<<<<

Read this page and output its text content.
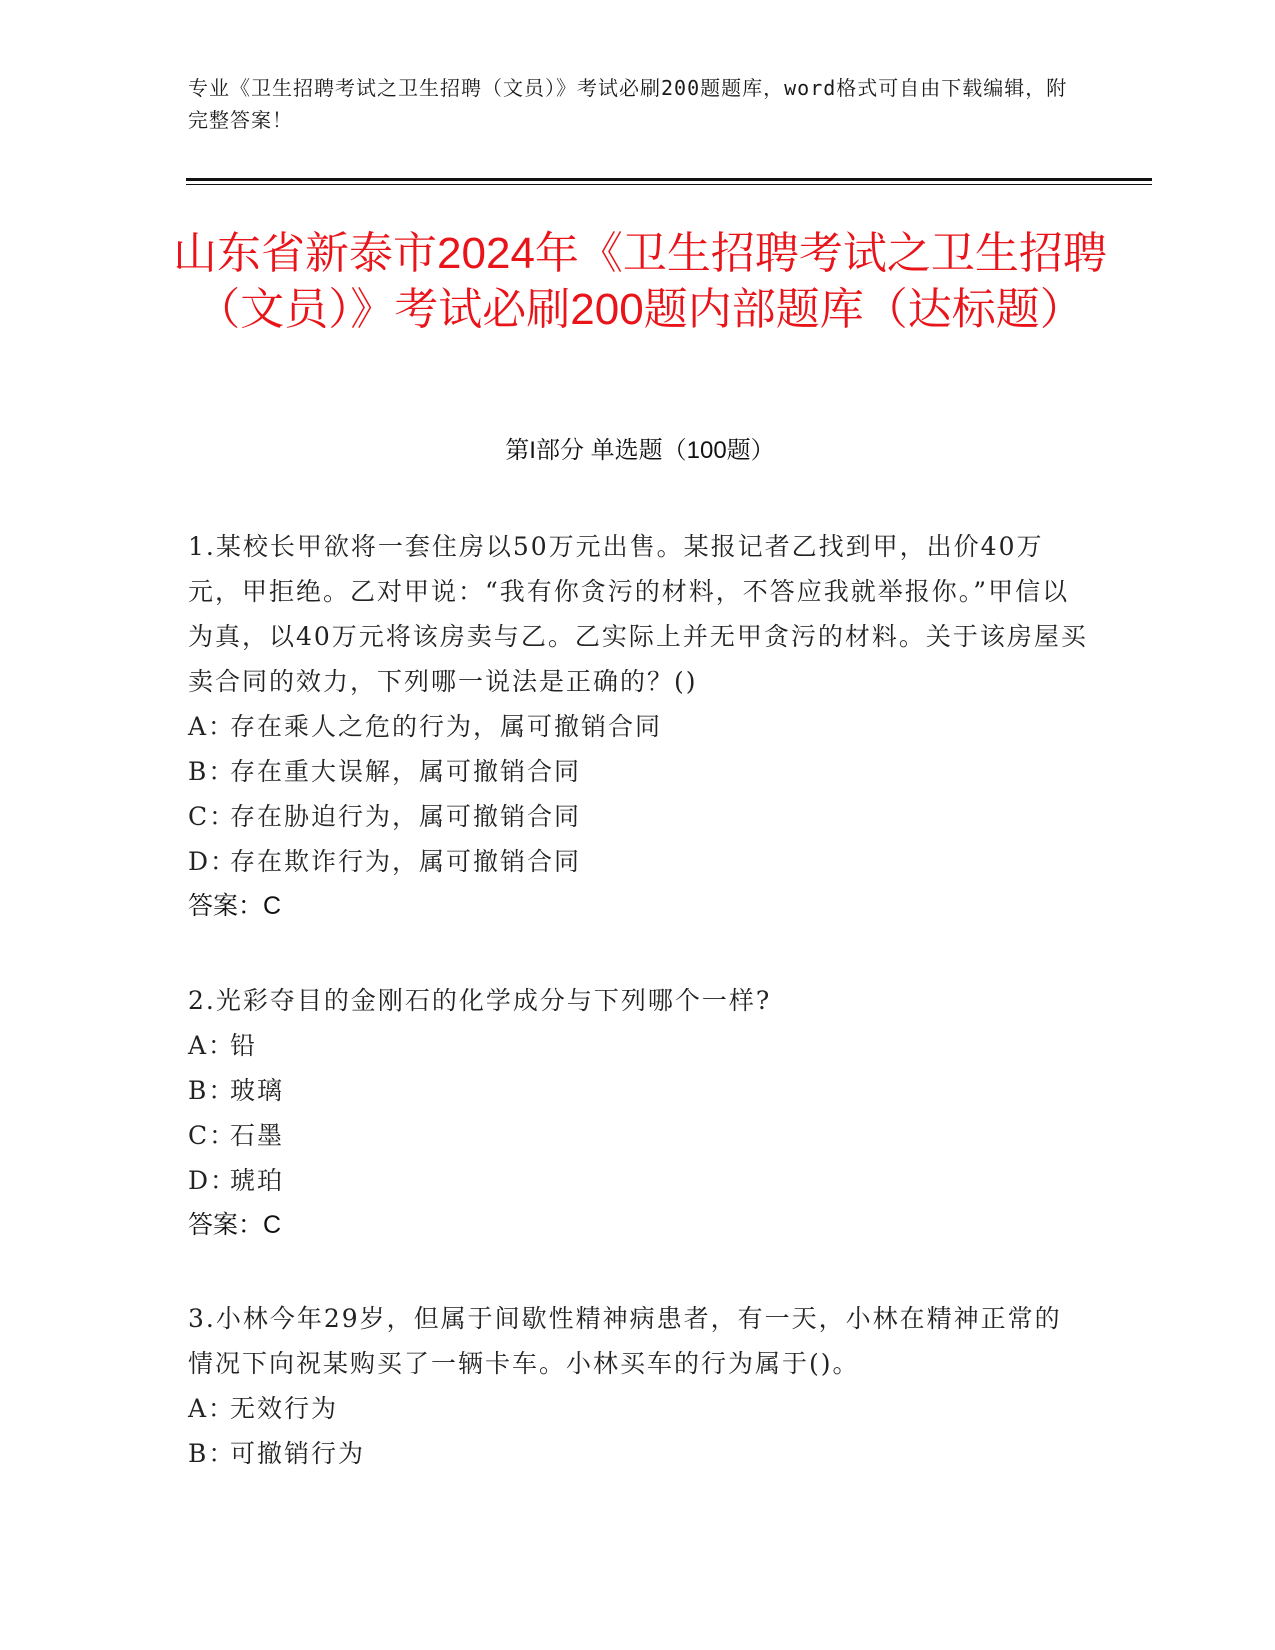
专业《卫生招聘考试之卫生招聘（文员）》考试必刷200题题库，word格式可自由下载编辑，附完整答案！
山东省新泰市2024年《卫生招聘考试之卫生招聘（文员）》考试必刷200题内部题库（达标题）
第I部分 单选题（100题）

1.某校长甲欲将一套住房以50万元出售。某报记者乙找到甲，出价40万元，甲拒绝。乙对甲说：“我有你贪污的材料，不答应我就举报你。”甲信以为真，以40万元将该房卖与乙。乙实际上并无甲贪污的材料。关于该房屋买卖合同的效力，下列哪一说法是正确的？()

A：
存在乘人之危的行为，属可撤销合同
B：
存在重大误解，属可撤销合同
C：
存在胁迫行为，属可撤销合同
D：
存在欺诈行为，属可撤销合同

答案：C

2.光彩夺目的金刚石的化学成分与下列哪个一样?

A：
铅
B：
玻璃
C：
石墨
D：
琥珀

答案：C

3.小林今年29岁，但属于间歇性精神病患者，有一天，小林在精神正常的情况下向祝某购买了一辆卡车。小林买车的行为属于()。

A：
无效行为
B：
可撤销行为
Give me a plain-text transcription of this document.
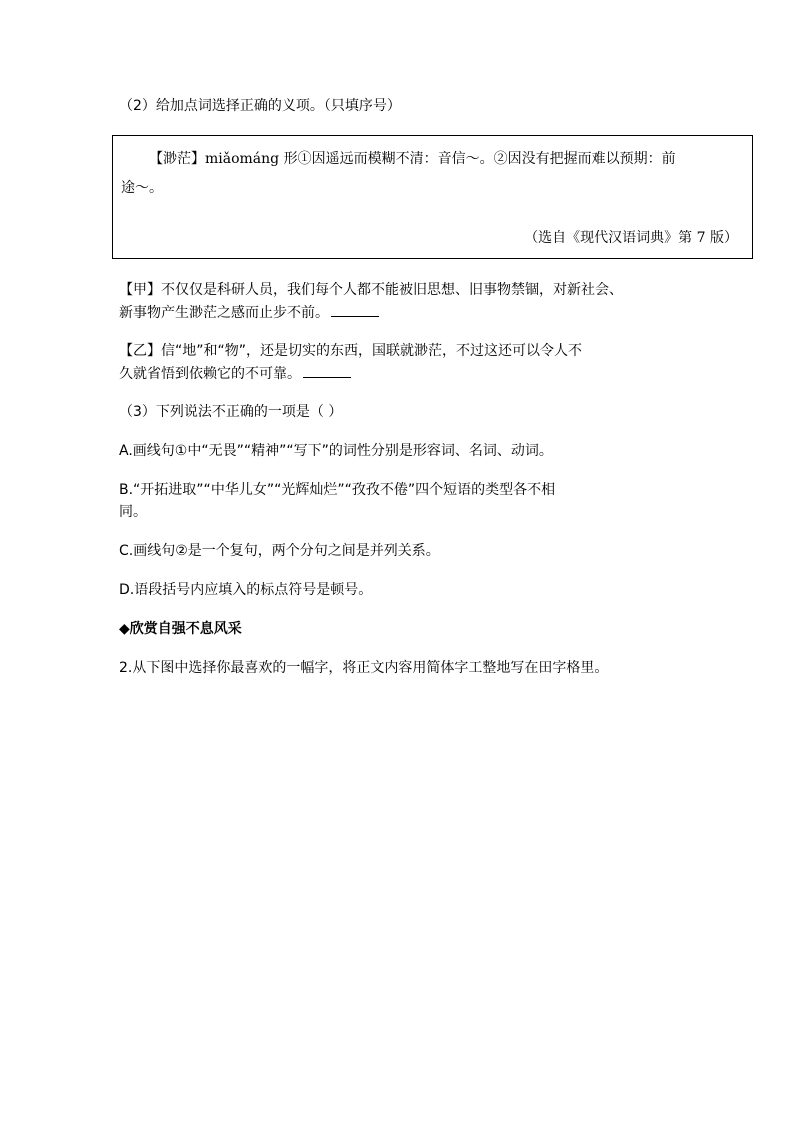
（2）给加点词选择正确的义项。（只填序号）
【渺茫】miǎománg 形①因遥远而模糊不清：音信～。②因没有把握而难以预期：前
途～。
（选自《现代汉语词典》第 7 版）
【甲】不仅仅是科研人员，我们每个人都不能被旧思想、旧事物禁锢，对新社会、
新事物产生渺茫之感而止步不前。
【乙】信“地”和“物”，还是切实的东西，国联就渺茫，不过这还可以令人不
久就省悟到依赖它的不可靠。
（3）下列说法不正确的一项是（ ）
A.画线句①中“无畏”“精神”“写下”的词性分别是形容词、名词、动词。
B.“开拓进取”“中华儿女”“光辉灿烂”“孜孜不倦”四个短语的类型各不相
同。
C.画线句②是一个复句，两个分句之间是并列关系。
D.语段括号内应填入的标点符号是顿号。
◆欣赏自强不息风采
2.从下图中选择你最喜欢的一幅字，将正文内容用简体字工整地写在田字格里。
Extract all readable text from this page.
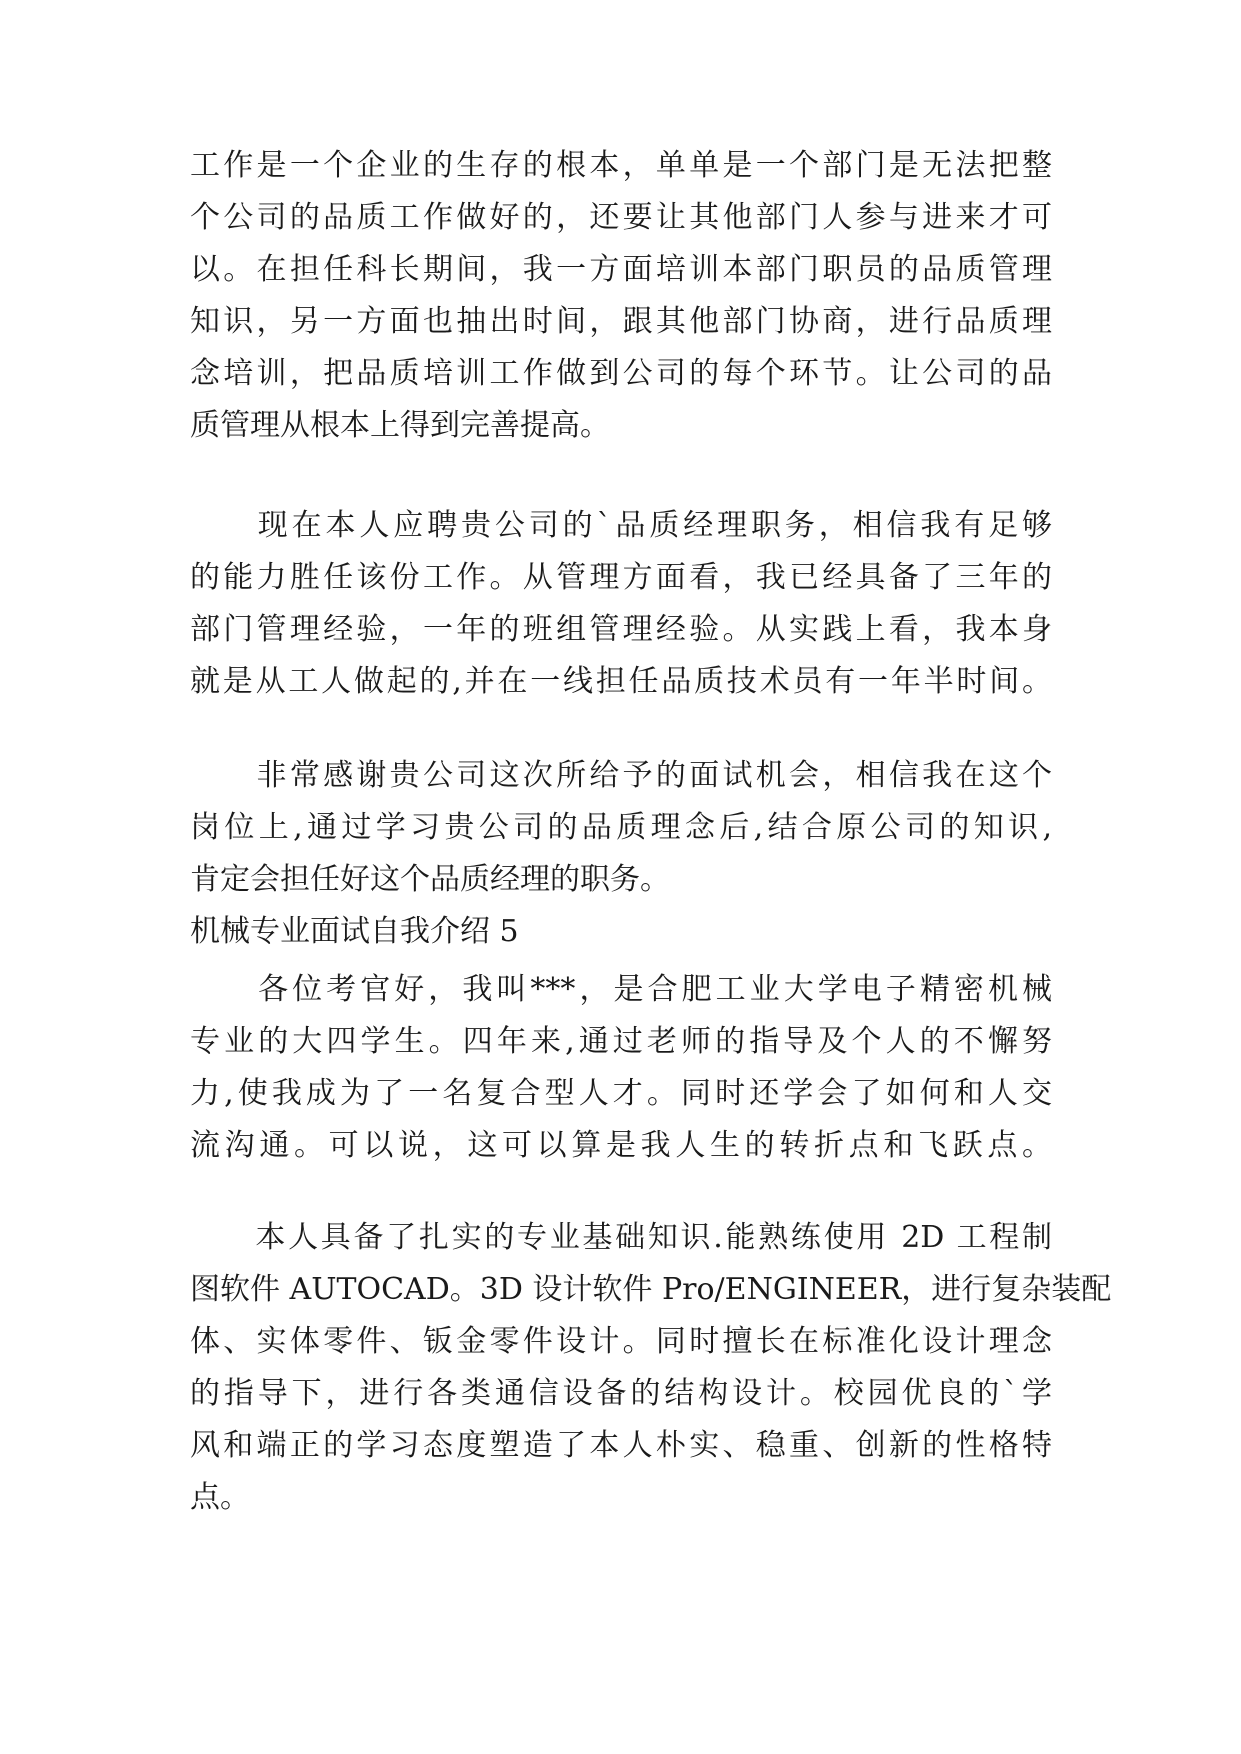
工作是一个企业的生存的根本，单单是一个部门是无法把整
个公司的品质工作做好的，还要让其他部门人参与进来才可
以。在担任科长期间，我一方面培训本部门职员的品质管理
知识，另一方面也抽出时间，跟其他部门协商，进行品质理
念培训，把品质培训工作做到公司的每个环节。让公司的品
质管理从根本上得到完善提高。
　　现在本人应聘贵公司的`品质经理职务，相信我有足够
的能力胜任该份工作。从管理方面看，我已经具备了三年的
部门管理经验，一年的班组管理经验。从实践上看，我本身
就是从工人做起的,并在一线担任品质技术员有一年半时间。
　　非常感谢贵公司这次所给予的面试机会，相信我在这个
岗位上,通过学习贵公司的品质理念后,结合原公司的知识,
肯定会担任好这个品质经理的职务。
机械专业面试自我介绍 5
　　各位考官好，我叫***，是合肥工业大学电子精密机械
专业的大四学生。四年来,通过老师的指导及个人的不懈努
力,使我成为了一名复合型人才。同时还学会了如何和人交
流沟通。可以说，这可以算是我人生的转折点和飞跃点。
　　本人具备了扎实的专业基础知识.能熟练使用 2D 工程制
图软件 AUTOCAD。3D 设计软件 Pro/ENGINEER，进行复杂装配
体、实体零件、钣金零件设计。同时擅长在标准化设计理念
的指导下，进行各类通信设备的结构设计。校园优良的`学
风和端正的学习态度塑造了本人朴实、稳重、创新的性格特
点。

>>>>

Objective: Take the line with "Extract all readable text from this page." as the first line and the last line of the records above as the final one; reproduce exactly the lines between them, both included, without pictures.

Finished answer:
Extract all readable text from this page.
工作是一个企业的生存的根本，单单是一个部门是无法把整
个公司的品质工作做好的，还要让其他部门人参与进来才可
以。在担任科长期间，我一方面培训本部门职员的品质管理
知识，另一方面也抽出时间，跟其他部门协商，进行品质理
念培训，把品质培训工作做到公司的每个环节。让公司的品
质管理从根本上得到完善提高。
　　现在本人应聘贵公司的`品质经理职务，相信我有足够
的能力胜任该份工作。从管理方面看，我已经具备了三年的
部门管理经验，一年的班组管理经验。从实践上看，我本身
就是从工人做起的,并在一线担任品质技术员有一年半时间。
　　非常感谢贵公司这次所给予的面试机会，相信我在这个
岗位上,通过学习贵公司的品质理念后,结合原公司的知识,
肯定会担任好这个品质经理的职务。
机械专业面试自我介绍 5
　　各位考官好，我叫***，是合肥工业大学电子精密机械
专业的大四学生。四年来,通过老师的指导及个人的不懈努
力,使我成为了一名复合型人才。同时还学会了如何和人交
流沟通。可以说，这可以算是我人生的转折点和飞跃点。
　　本人具备了扎实的专业基础知识.能熟练使用 2D 工程制
图软件 AUTOCAD。3D 设计软件 Pro/ENGINEER，进行复杂装配
体、实体零件、钣金零件设计。同时擅长在标准化设计理念
的指导下，进行各类通信设备的结构设计。校园优良的`学
风和端正的学习态度塑造了本人朴实、稳重、创新的性格特
点。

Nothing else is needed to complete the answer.